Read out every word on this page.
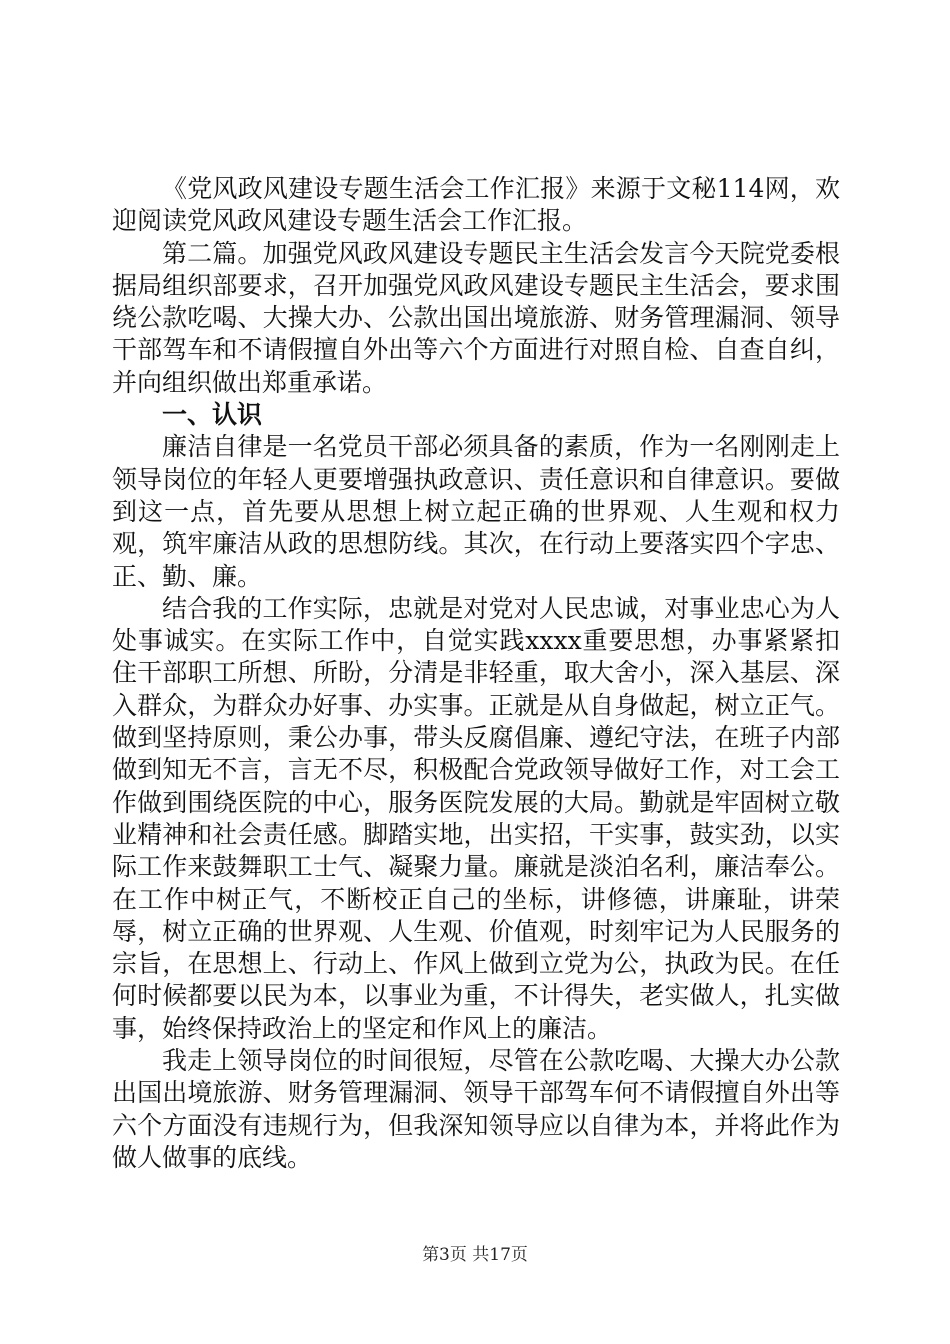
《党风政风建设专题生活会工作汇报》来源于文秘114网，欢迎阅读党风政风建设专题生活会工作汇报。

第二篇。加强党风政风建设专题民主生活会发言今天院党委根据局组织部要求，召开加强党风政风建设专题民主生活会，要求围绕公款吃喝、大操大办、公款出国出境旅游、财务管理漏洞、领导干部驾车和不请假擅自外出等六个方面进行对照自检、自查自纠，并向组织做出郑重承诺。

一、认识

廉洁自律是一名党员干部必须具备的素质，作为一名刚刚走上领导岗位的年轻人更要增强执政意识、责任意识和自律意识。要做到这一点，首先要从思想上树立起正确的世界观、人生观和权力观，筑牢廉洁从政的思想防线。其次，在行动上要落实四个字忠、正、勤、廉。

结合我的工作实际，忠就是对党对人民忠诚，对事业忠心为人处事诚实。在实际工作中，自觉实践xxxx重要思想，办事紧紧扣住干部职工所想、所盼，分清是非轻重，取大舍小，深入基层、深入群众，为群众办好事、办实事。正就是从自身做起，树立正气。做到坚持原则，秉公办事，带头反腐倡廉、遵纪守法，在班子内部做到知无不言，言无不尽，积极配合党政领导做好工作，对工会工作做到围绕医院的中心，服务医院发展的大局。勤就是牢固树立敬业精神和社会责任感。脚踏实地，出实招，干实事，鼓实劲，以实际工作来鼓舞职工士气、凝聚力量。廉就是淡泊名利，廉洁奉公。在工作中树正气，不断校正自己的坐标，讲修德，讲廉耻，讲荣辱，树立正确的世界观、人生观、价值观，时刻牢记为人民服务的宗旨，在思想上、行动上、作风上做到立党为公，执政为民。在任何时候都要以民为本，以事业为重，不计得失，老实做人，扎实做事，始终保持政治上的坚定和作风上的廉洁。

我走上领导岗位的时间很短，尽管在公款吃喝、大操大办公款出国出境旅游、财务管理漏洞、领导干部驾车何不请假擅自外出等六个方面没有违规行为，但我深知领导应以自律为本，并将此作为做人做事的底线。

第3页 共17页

################

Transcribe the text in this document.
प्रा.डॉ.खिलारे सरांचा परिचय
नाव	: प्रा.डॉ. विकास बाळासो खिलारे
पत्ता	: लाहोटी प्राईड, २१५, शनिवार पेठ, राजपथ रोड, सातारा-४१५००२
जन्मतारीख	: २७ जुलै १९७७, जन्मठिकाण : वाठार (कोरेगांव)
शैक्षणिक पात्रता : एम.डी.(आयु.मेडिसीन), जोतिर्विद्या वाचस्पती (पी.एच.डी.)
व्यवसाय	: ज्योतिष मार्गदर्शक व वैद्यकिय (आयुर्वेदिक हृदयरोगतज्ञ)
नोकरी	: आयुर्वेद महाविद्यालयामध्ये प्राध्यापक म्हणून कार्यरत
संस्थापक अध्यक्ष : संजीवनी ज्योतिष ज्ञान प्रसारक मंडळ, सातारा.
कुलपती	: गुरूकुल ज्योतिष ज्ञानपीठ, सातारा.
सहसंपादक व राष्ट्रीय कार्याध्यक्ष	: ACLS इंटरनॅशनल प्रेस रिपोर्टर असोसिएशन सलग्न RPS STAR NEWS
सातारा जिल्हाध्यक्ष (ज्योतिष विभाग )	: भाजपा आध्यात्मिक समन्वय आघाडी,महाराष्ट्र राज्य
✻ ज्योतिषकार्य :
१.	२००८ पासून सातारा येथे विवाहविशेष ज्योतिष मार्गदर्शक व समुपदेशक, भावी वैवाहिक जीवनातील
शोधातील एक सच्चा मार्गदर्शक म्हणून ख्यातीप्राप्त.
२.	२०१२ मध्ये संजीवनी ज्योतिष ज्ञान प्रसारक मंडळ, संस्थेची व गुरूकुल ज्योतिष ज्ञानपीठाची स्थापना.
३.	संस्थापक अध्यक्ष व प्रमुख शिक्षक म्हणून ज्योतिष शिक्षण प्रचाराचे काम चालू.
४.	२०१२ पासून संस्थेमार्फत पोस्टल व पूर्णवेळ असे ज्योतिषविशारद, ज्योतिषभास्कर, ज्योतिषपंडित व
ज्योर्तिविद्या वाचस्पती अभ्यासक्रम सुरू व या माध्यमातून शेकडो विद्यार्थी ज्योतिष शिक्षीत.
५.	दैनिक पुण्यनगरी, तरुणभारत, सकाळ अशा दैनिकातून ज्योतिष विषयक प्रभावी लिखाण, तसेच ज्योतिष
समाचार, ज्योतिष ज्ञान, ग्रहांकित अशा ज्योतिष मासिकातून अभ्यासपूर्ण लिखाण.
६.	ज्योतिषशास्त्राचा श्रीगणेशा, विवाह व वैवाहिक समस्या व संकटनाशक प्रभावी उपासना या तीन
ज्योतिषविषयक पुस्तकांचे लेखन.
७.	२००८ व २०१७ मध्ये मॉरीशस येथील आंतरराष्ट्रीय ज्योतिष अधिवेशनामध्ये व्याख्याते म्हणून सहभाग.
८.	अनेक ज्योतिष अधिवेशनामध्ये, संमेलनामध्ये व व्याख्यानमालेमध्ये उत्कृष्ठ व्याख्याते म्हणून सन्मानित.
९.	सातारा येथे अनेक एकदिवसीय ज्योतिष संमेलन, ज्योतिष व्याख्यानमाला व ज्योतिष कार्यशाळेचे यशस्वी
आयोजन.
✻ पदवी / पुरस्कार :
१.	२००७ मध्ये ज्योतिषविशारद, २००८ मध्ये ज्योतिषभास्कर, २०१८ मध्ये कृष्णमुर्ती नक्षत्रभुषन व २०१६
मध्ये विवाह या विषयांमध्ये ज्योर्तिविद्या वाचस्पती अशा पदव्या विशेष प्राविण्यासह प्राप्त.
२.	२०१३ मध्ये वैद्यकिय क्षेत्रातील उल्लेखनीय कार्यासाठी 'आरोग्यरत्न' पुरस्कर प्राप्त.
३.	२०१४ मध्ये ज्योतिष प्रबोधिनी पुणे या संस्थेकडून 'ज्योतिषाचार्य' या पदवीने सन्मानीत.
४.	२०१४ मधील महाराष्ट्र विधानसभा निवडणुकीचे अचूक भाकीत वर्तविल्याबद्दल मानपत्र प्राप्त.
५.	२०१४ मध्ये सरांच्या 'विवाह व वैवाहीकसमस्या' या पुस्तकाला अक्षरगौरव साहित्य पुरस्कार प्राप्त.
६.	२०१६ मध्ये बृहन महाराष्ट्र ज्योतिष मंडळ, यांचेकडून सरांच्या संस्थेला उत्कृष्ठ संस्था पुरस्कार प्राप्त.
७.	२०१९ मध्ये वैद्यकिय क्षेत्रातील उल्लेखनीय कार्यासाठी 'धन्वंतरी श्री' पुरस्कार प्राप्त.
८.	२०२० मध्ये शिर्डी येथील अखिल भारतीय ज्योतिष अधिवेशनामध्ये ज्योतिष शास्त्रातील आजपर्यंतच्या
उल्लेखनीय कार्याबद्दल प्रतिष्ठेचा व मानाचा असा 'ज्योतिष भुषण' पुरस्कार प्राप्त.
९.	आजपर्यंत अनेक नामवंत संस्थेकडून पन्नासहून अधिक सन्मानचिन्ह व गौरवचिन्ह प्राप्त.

################

*EXERCISE PROMPT*: Filter the records above and return every line that holds the word "आजपर".

*WORKED SOLUTION*:
८.	२०२० मध्ये शिर्डी येथील अखिल भारतीय ज्योतिष अधिवेशनामध्ये ज्योतिष शास्त्रातील आजपर्यंतच्या
९.	आजपर्यंत अनेक नामवंत संस्थेकडून पन्नासहून अधिक सन्मानचिन्ह व गौरवचिन्ह प्राप्त.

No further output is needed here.